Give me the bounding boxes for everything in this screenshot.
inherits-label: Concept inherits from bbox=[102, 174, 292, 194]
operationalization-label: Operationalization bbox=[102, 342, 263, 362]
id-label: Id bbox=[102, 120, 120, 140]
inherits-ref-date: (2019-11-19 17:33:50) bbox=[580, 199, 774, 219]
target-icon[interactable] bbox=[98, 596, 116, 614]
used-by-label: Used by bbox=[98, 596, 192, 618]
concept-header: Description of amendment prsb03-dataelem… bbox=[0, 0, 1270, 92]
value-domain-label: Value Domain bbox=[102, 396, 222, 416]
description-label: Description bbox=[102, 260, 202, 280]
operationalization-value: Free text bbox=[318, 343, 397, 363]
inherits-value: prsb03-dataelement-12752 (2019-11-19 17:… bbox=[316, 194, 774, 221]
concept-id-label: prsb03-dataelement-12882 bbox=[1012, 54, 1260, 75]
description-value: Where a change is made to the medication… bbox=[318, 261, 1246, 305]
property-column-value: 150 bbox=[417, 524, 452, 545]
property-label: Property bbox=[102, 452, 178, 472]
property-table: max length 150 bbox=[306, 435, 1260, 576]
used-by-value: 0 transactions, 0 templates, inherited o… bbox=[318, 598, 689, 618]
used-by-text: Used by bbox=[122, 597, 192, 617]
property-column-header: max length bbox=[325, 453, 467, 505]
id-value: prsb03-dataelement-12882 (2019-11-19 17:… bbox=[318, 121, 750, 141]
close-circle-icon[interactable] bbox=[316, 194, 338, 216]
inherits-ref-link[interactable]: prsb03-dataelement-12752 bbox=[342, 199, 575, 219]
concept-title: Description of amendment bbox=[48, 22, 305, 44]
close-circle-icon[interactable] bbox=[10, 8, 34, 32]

-- -- --

DIRECTION: Return the lines of the entries unchanged, from the first line through the line containing "concept-title: Description of".

ANSWER IN FULL:
Give me the bounding boxes for everything in this screenshot.
inherits-label: Concept inherits from bbox=[102, 174, 292, 194]
operationalization-label: Operationalization bbox=[102, 342, 263, 362]
id-label: Id bbox=[102, 120, 120, 140]
inherits-ref-date: (2019-11-19 17:33:50) bbox=[580, 199, 774, 219]
target-icon[interactable] bbox=[98, 596, 116, 614]
used-by-label: Used by bbox=[98, 596, 192, 618]
concept-header: Description of amendment prsb03-dataelem… bbox=[0, 0, 1270, 92]
value-domain-label: Value Domain bbox=[102, 396, 222, 416]
description-label: Description bbox=[102, 260, 202, 280]
operationalization-value: Free text bbox=[318, 343, 397, 363]
inherits-value: prsb03-dataelement-12752 (2019-11-19 17:… bbox=[316, 194, 774, 221]
concept-id-label: prsb03-dataelement-12882 bbox=[1012, 54, 1260, 75]
description-value: Where a change is made to the medication… bbox=[318, 261, 1246, 305]
property-column-value: 150 bbox=[417, 524, 452, 545]
property-label: Property bbox=[102, 452, 178, 472]
property-table: max length 150 bbox=[306, 435, 1260, 576]
used-by-value: 0 transactions, 0 templates, inherited o… bbox=[318, 598, 689, 618]
used-by-text: Used by bbox=[122, 597, 192, 617]
property-column-header: max length bbox=[325, 453, 467, 505]
id-value: prsb03-dataelement-12882 (2019-11-19 17:… bbox=[318, 121, 750, 141]
close-circle-icon[interactable] bbox=[316, 194, 338, 216]
inherits-ref-link[interactable]: prsb03-dataelement-12752 bbox=[342, 199, 575, 219]
concept-title: Description of amendment bbox=[48, 22, 305, 44]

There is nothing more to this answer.